◆ ROWS:

## START

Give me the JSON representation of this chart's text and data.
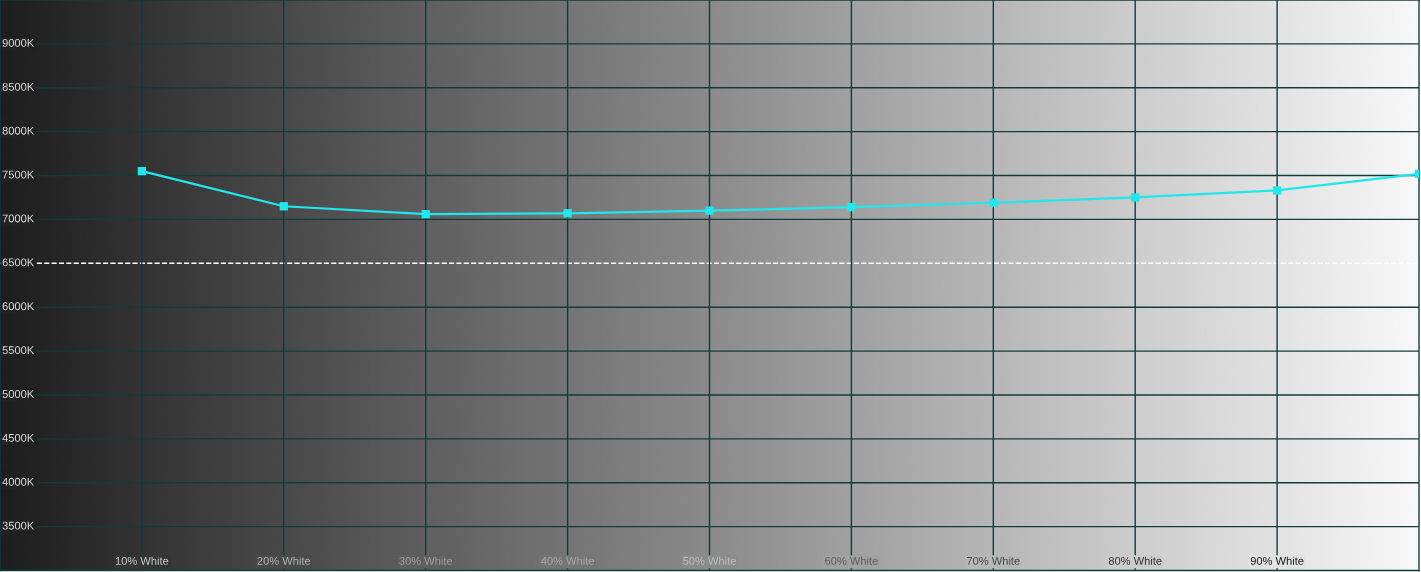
{
  "chart_data": {
    "type": "line",
    "x": [
      10,
      20,
      30,
      40,
      50,
      60,
      70,
      80,
      90,
      100
    ],
    "series": [
      {
        "color": "#1ee8ee",
        "values": [
          7550,
          7150,
          7060,
          7070,
          7100,
          7140,
          7190,
          7250,
          7330,
          7520
        ]
      }
    ],
    "xlim": [
      0,
      100
    ],
    "xticks": [
      {
        "value": 10,
        "label": "10% White"
      },
      {
        "value": 20,
        "label": "20% White"
      },
      {
        "value": 30,
        "label": "30% White"
      },
      {
        "value": 40,
        "label": "40% White"
      },
      {
        "value": 50,
        "label": "50% White"
      },
      {
        "value": 60,
        "label": "60% White"
      },
      {
        "value": 70,
        "label": "70% White"
      },
      {
        "value": 80,
        "label": "80% White"
      },
      {
        "value": 90,
        "label": "90% White"
      }
    ],
    "ylim": [
      3000,
      9500
    ],
    "yticks": [
      {
        "value": 3500,
        "label": "3500K"
      },
      {
        "value": 4000,
        "label": "4000K"
      },
      {
        "value": 4500,
        "label": "4500K"
      },
      {
        "value": 5000,
        "label": "5000K"
      },
      {
        "value": 5500,
        "label": "5500K"
      },
      {
        "value": 6000,
        "label": "6000K"
      },
      {
        "value": 6500,
        "label": "6500K"
      },
      {
        "value": 7000,
        "label": "7000K"
      },
      {
        "value": 7500,
        "label": "7500K"
      },
      {
        "value": 8000,
        "label": "8000K"
      },
      {
        "value": 8500,
        "label": "8500K"
      },
      {
        "value": 9000,
        "label": "9000K"
      }
    ],
    "grid": true,
    "marker": "square",
    "line_style": "solid",
    "ref_lines": [
      {
        "axis": "y",
        "value": 6500,
        "color": "#ffffff",
        "line_style": "dashed"
      }
    ]
  }
}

## END

◆ EXERCISE DESCRIPTION:
Output the lines above in full and exactly as given, omitting any pictures.

◆ RESULT OF THE EXERCISE:
Give me the JSON representation of this chart's text and data.
{
  "chart_data": {
    "type": "line",
    "x": [
      10,
      20,
      30,
      40,
      50,
      60,
      70,
      80,
      90,
      100
    ],
    "series": [
      {
        "color": "#1ee8ee",
        "values": [
          7550,
          7150,
          7060,
          7070,
          7100,
          7140,
          7190,
          7250,
          7330,
          7520
        ]
      }
    ],
    "xlim": [
      0,
      100
    ],
    "xticks": [
      {
        "value": 10,
        "label": "10% White"
      },
      {
        "value": 20,
        "label": "20% White"
      },
      {
        "value": 30,
        "label": "30% White"
      },
      {
        "value": 40,
        "label": "40% White"
      },
      {
        "value": 50,
        "label": "50% White"
      },
      {
        "value": 60,
        "label": "60% White"
      },
      {
        "value": 70,
        "label": "70% White"
      },
      {
        "value": 80,
        "label": "80% White"
      },
      {
        "value": 90,
        "label": "90% White"
      }
    ],
    "ylim": [
      3000,
      9500
    ],
    "yticks": [
      {
        "value": 3500,
        "label": "3500K"
      },
      {
        "value": 4000,
        "label": "4000K"
      },
      {
        "value": 4500,
        "label": "4500K"
      },
      {
        "value": 5000,
        "label": "5000K"
      },
      {
        "value": 5500,
        "label": "5500K"
      },
      {
        "value": 6000,
        "label": "6000K"
      },
      {
        "value": 6500,
        "label": "6500K"
      },
      {
        "value": 7000,
        "label": "7000K"
      },
      {
        "value": 7500,
        "label": "7500K"
      },
      {
        "value": 8000,
        "label": "8000K"
      },
      {
        "value": 8500,
        "label": "8500K"
      },
      {
        "value": 9000,
        "label": "9000K"
      }
    ],
    "grid": true,
    "marker": "square",
    "line_style": "solid",
    "ref_lines": [
      {
        "axis": "y",
        "value": 6500,
        "color": "#ffffff",
        "line_style": "dashed"
      }
    ]
  }
}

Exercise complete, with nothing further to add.